§ **Requirements**: Collect each line of the entries that holds the string "Government".
* * * *
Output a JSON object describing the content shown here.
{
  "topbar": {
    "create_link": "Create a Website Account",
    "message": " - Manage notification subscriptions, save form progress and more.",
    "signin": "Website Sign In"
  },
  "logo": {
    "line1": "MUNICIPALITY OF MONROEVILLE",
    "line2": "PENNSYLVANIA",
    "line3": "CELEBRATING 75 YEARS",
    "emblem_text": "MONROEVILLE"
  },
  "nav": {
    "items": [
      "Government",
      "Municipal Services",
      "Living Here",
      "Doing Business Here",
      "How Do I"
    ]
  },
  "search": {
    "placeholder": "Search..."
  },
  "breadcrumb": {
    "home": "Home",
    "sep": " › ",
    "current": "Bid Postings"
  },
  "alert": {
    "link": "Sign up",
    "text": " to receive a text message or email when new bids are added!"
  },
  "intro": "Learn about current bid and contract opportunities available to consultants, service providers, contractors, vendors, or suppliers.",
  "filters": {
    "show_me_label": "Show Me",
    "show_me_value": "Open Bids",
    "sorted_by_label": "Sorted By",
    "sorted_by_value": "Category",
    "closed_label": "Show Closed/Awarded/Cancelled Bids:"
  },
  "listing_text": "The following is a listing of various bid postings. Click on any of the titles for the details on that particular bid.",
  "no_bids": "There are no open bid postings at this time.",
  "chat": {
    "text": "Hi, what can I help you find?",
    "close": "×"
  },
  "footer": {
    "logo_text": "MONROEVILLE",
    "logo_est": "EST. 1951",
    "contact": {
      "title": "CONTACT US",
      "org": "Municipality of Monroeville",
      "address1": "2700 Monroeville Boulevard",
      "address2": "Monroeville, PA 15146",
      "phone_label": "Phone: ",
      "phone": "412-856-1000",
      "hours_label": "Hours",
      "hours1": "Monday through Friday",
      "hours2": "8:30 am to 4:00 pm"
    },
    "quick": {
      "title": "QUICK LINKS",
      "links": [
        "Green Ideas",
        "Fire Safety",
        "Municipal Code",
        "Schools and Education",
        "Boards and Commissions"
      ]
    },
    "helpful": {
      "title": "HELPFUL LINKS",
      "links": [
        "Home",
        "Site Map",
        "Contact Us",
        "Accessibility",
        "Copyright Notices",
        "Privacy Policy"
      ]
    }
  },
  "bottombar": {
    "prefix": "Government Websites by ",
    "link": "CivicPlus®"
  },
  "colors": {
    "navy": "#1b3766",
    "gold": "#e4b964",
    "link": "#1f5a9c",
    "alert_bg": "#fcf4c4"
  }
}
* * * *
§ **Reply to the task**:
      "Government",
    "prefix": "Government Websites by ",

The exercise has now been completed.